━━ Working data

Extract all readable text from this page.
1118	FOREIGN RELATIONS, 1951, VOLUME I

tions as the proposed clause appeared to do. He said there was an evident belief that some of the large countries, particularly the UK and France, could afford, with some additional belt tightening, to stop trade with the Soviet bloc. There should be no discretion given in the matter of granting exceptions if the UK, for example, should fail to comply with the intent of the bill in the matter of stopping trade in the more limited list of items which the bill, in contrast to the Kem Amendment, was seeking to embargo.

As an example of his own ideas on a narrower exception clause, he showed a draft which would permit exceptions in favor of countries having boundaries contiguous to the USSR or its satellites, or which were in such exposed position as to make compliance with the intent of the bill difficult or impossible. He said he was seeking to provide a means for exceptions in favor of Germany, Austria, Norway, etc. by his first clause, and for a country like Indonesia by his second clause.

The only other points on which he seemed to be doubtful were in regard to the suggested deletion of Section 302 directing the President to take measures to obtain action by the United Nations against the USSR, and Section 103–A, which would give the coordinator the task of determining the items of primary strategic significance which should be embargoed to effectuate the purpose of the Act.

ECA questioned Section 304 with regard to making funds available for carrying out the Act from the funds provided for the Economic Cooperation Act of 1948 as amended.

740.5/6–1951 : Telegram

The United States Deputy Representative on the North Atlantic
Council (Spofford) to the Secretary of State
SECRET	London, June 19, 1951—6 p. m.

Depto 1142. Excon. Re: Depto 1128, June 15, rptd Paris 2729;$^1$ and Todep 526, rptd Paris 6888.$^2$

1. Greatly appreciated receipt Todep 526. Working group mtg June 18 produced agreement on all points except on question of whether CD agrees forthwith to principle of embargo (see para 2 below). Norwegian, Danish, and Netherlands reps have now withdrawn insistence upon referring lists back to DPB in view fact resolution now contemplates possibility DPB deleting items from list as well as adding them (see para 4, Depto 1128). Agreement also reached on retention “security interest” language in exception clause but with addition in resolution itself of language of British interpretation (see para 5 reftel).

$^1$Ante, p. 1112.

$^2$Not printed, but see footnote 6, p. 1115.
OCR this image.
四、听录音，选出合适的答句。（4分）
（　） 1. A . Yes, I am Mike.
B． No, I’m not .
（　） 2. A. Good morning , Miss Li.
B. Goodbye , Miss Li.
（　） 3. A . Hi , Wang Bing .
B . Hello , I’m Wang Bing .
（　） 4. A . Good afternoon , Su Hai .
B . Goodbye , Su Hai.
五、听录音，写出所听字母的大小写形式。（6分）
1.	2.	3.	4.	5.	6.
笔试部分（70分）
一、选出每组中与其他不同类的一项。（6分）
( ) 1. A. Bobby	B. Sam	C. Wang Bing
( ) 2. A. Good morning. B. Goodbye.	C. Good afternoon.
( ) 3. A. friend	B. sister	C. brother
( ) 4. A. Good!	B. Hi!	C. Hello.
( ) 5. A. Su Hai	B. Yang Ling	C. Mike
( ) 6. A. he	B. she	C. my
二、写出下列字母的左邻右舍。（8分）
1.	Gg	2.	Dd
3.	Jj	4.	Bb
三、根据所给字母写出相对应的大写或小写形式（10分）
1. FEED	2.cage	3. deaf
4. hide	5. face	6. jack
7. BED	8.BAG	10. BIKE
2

━━━━

■ Task description ■
Where a line holds "morning", copy it out.

■ Task answer ■
（　） 2. A. Good morning , Miss Li.
( ) 2. A. Good morning. B. Goodbye.	C. Good afternoon.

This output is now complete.